**The request**: Every entry must be copied word for word.

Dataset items
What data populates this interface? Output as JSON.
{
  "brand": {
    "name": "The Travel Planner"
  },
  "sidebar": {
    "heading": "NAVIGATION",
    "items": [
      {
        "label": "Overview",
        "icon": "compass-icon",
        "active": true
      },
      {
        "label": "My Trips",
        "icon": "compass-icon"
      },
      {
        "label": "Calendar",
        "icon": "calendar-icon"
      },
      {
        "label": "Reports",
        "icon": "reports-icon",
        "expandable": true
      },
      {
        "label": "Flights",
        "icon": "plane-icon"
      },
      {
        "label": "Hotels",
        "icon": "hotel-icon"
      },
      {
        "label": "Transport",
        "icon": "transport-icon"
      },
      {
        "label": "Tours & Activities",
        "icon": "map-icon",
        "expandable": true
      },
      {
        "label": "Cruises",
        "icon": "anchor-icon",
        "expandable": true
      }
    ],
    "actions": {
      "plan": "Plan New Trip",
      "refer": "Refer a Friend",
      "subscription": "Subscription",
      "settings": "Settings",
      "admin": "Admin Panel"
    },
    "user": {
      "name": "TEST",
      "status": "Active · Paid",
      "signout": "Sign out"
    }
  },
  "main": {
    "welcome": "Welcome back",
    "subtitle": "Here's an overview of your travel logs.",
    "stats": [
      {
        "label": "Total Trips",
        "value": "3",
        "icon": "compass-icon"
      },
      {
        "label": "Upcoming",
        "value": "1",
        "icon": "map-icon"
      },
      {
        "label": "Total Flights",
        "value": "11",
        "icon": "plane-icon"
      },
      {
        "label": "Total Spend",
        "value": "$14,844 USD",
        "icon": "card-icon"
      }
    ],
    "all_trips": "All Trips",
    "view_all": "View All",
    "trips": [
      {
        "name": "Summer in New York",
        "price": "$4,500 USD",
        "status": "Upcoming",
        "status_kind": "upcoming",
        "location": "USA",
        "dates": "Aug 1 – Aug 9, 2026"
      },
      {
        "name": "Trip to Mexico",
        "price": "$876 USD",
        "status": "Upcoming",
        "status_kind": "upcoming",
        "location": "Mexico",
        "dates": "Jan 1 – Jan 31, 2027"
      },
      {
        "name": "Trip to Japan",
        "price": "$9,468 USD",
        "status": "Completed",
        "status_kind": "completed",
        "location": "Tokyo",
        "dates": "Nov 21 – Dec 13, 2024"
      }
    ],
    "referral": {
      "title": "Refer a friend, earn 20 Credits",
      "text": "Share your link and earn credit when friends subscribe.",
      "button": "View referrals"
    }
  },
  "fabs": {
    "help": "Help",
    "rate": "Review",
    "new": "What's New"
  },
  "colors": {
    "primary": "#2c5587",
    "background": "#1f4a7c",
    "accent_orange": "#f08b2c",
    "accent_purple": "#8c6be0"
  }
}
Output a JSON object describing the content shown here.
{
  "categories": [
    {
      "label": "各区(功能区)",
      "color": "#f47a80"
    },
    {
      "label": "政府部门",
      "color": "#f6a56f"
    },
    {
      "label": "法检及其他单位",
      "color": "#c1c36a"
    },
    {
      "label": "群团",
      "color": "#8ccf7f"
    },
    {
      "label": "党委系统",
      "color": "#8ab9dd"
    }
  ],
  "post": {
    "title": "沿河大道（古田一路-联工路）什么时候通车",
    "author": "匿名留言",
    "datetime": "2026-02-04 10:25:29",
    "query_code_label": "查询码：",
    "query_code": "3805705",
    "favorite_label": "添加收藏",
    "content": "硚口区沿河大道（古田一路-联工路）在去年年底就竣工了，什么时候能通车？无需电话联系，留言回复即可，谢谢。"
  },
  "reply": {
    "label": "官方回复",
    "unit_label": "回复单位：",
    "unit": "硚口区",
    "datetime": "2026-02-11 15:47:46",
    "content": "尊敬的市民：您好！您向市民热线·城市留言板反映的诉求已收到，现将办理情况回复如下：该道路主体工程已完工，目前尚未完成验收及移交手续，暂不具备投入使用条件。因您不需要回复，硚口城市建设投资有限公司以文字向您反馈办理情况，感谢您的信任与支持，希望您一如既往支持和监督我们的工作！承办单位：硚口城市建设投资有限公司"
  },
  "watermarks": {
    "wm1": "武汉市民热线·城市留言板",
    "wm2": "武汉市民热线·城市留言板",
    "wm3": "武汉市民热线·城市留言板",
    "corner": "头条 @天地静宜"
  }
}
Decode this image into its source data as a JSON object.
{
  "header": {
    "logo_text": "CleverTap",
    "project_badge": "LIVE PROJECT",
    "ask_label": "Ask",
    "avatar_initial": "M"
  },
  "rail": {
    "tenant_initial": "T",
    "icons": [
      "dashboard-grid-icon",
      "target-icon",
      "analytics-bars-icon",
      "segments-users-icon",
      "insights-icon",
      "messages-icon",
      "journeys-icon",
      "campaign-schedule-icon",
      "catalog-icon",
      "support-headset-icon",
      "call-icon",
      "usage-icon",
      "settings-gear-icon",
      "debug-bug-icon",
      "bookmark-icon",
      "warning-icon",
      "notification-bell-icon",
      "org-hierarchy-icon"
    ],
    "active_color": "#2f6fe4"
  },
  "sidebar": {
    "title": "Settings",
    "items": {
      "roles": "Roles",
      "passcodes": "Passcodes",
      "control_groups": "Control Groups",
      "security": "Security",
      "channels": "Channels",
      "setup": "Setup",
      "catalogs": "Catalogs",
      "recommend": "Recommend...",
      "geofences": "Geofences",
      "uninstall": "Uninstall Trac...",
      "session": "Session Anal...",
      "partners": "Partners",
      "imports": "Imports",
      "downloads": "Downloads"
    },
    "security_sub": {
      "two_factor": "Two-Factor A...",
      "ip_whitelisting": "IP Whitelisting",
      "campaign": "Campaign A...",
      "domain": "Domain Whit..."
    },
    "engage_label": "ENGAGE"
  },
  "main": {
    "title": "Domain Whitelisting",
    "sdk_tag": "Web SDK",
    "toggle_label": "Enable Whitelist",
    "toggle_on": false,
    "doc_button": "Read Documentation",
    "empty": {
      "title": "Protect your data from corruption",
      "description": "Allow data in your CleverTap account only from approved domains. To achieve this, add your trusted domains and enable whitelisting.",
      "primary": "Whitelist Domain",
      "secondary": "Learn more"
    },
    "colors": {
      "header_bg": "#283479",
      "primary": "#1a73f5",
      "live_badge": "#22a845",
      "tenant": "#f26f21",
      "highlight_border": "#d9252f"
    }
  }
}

**Exercise result**:
What data populates this interface? Output as JSON.
{
  "brand": {
    "name": "The Travel Planner"
  },
  "sidebar": {
    "heading": "NAVIGATION",
    "items": [
      {
        "label": "Overview",
        "icon": "compass-icon",
        "active": true
      },
      {
        "label": "My Trips",
        "icon": "compass-icon"
      },
      {
        "label": "Calendar",
        "icon": "calendar-icon"
      },
      {
        "label": "Reports",
        "icon": "reports-icon",
        "expandable": true
      },
      {
        "label": "Flights",
        "icon": "plane-icon"
      },
      {
        "label": "Hotels",
        "icon": "hotel-icon"
      },
      {
        "label": "Transport",
        "icon": "transport-icon"
      },
      {
        "label": "Tours & Activities",
        "icon": "map-icon",
        "expandable": true
      },
      {
        "label": "Cruises",
        "icon": "anchor-icon",
        "expandable": true
      }
    ],
    "actions": {
      "plan": "Plan New Trip",
      "refer": "Refer a Friend",
      "subscription": "Subscription",
      "settings": "Settings",
      "admin": "Admin Panel"
    },
    "user": {
      "name": "TEST",
      "status": "Active · Paid",
      "signout": "Sign out"
    }
  },
  "main": {
    "welcome": "Welcome back",
    "subtitle": "Here's an overview of your travel logs.",
    "stats": [
      {
        "label": "Total Trips",
        "value": "3",
        "icon": "compass-icon"
      },
      {
        "label": "Upcoming",
        "value": "1",
        "icon": "map-icon"
      },
      {
        "label": "Total Flights",
        "value": "11",
        "icon": "plane-icon"
      },
      {
        "label": "Total Spend",
        "value": "$14,844 USD",
        "icon": "card-icon"
      }
    ],
    "all_trips": "All Trips",
    "view_all": "View All",
    "trips": [
      {
        "name": "Summer in New York",
        "price": "$4,500 USD",
        "status": "Upcoming",
        "status_kind": "upcoming",
        "location": "USA",
        "dates": "Aug 1 – Aug 9, 2026"
      },
      {
        "name": "Trip to Mexico",
        "price": "$876 USD",
        "status": "Upcoming",
        "status_kind": "upcoming",
        "location": "Mexico",
        "dates": "Jan 1 – Jan 31, 2027"
      },
      {
        "name": "Trip to Japan",
        "price": "$9,468 USD",
        "status": "Completed",
        "status_kind": "completed",
        "location": "Tokyo",
        "dates": "Nov 21 – Dec 13, 2024"
      }
    ],
    "referral": {
      "title": "Refer a friend, earn 20 Credits",
      "text": "Share your link and earn credit when friends subscribe.",
      "button": "View referrals"
    }
  },
  "fabs": {
    "help": "Help",
    "rate": "Review",
    "new": "What's New"
  },
  "colors": {
    "primary": "#2c5587",
    "background": "#1f4a7c",
    "accent_orange": "#f08b2c",
    "accent_purple": "#8c6be0"
  }
}
Output a JSON object describing the content shown here.
{
  "categories": [
    {
      "label": "各区(功能区)",
      "color": "#f47a80"
    },
    {
      "label": "政府部门",
      "color": "#f6a56f"
    },
    {
      "label": "法检及其他单位",
      "color": "#c1c36a"
    },
    {
      "label": "群团",
      "color": "#8ccf7f"
    },
    {
      "label": "党委系统",
      "color": "#8ab9dd"
    }
  ],
  "post": {
    "title": "沿河大道（古田一路-联工路）什么时候通车",
    "author": "匿名留言",
    "datetime": "2026-02-04 10:25:29",
    "query_code_label": "查询码：",
    "query_code": "3805705",
    "favorite_label": "添加收藏",
    "content": "硚口区沿河大道（古田一路-联工路）在去年年底就竣工了，什么时候能通车？无需电话联系，留言回复即可，谢谢。"
  },
  "reply": {
    "label": "官方回复",
    "unit_label": "回复单位：",
    "unit": "硚口区",
    "datetime": "2026-02-11 15:47:46",
    "content": "尊敬的市民：您好！您向市民热线·城市留言板反映的诉求已收到，现将办理情况回复如下：该道路主体工程已完工，目前尚未完成验收及移交手续，暂不具备投入使用条件。因您不需要回复，硚口城市建设投资有限公司以文字向您反馈办理情况，感谢您的信任与支持，希望您一如既往支持和监督我们的工作！承办单位：硚口城市建设投资有限公司"
  },
  "watermarks": {
    "wm1": "武汉市民热线·城市留言板",
    "wm2": "武汉市民热线·城市留言板",
    "wm3": "武汉市民热线·城市留言板",
    "corner": "头条 @天地静宜"
  }
}
Decode this image into its source data as a JSON object.
{
  "header": {
    "logo_text": "CleverTap",
    "project_badge": "LIVE PROJECT",
    "ask_label": "Ask",
    "avatar_initial": "M"
  },
  "rail": {
    "tenant_initial": "T",
    "icons": [
      "dashboard-grid-icon",
      "target-icon",
      "analytics-bars-icon",
      "segments-users-icon",
      "insights-icon",
      "messages-icon",
      "journeys-icon",
      "campaign-schedule-icon",
      "catalog-icon",
      "support-headset-icon",
      "call-icon",
      "usage-icon",
      "settings-gear-icon",
      "debug-bug-icon",
      "bookmark-icon",
      "warning-icon",
      "notification-bell-icon",
      "org-hierarchy-icon"
    ],
    "active_color": "#2f6fe4"
  },
  "sidebar": {
    "title": "Settings",
    "items": {
      "roles": "Roles",
      "passcodes": "Passcodes",
      "control_groups": "Control Groups",
      "security": "Security",
      "channels": "Channels",
      "setup": "Setup",
      "catalogs": "Catalogs",
      "recommend": "Recommend...",
      "geofences": "Geofences",
      "uninstall": "Uninstall Trac...",
      "session": "Session Anal...",
      "partners": "Partners",
      "imports": "Imports",
      "downloads": "Downloads"
    },
    "security_sub": {
      "two_factor": "Two-Factor A...",
      "ip_whitelisting": "IP Whitelisting",
      "campaign": "Campaign A...",
      "domain": "Domain Whit..."
    },
    "engage_label": "ENGAGE"
  },
  "main": {
    "title": "Domain Whitelisting",
    "sdk_tag": "Web SDK",
    "toggle_label": "Enable Whitelist",
    "toggle_on": false,
    "doc_button": "Read Documentation",
    "empty": {
      "title": "Protect your data from corruption",
      "description": "Allow data in your CleverTap account only from approved domains. To achieve this, add your trusted domains and enable whitelisting.",
      "primary": "Whitelist Domain",
      "secondary": "Learn more"
    },
    "colors": {
      "header_bg": "#283479",
      "primary": "#1a73f5",
      "live_badge": "#22a845",
      "tenant": "#f26f21",
      "highlight_border": "#d9252f"
    }
  }
}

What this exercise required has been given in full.